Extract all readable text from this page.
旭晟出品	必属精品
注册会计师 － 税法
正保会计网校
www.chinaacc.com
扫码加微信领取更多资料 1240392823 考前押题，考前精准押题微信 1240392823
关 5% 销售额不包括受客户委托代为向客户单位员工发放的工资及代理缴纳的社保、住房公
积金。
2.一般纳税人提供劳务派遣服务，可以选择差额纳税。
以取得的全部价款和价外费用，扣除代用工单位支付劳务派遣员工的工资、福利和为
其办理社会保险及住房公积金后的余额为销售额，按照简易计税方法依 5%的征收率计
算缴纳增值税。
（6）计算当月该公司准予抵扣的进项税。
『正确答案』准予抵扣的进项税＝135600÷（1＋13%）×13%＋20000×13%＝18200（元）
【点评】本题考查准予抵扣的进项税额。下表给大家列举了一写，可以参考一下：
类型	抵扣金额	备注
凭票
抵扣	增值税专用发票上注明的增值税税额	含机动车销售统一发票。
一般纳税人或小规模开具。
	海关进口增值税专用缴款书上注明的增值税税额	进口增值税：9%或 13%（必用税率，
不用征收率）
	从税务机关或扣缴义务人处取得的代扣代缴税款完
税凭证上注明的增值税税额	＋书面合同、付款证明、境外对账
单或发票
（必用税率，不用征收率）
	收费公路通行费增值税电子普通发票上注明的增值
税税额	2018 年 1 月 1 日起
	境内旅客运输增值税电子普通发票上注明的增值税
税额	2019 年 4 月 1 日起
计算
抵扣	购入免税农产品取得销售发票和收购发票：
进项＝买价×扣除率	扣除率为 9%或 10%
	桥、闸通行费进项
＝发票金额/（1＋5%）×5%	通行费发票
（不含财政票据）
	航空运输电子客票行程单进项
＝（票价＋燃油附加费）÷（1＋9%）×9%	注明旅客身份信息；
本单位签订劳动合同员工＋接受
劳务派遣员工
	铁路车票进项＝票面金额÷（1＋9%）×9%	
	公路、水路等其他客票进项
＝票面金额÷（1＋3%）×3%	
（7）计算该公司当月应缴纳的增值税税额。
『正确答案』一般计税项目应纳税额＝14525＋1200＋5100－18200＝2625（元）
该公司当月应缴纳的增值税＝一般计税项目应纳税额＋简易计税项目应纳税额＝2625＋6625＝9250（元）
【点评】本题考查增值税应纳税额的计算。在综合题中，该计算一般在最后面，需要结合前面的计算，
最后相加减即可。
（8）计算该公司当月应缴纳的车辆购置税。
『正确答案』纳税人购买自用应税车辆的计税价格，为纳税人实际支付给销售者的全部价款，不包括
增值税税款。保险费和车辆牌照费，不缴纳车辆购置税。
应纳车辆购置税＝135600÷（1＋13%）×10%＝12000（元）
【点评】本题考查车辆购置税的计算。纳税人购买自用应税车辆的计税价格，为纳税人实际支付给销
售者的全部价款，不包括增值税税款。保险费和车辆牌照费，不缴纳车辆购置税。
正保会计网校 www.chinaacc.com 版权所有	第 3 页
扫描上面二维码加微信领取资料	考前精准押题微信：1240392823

________________

■ **STATED GOAL**:
Select and copy each line from the data that includes the word "保险费和车辆牌照费".

■ **PROBLEM SOLUTION**:
增值税税款。保险费和车辆牌照费，不缴纳车辆购置税。
售者的全部价款，不包括增值税税款。保险费和车辆牌照费，不缴纳车辆购置税。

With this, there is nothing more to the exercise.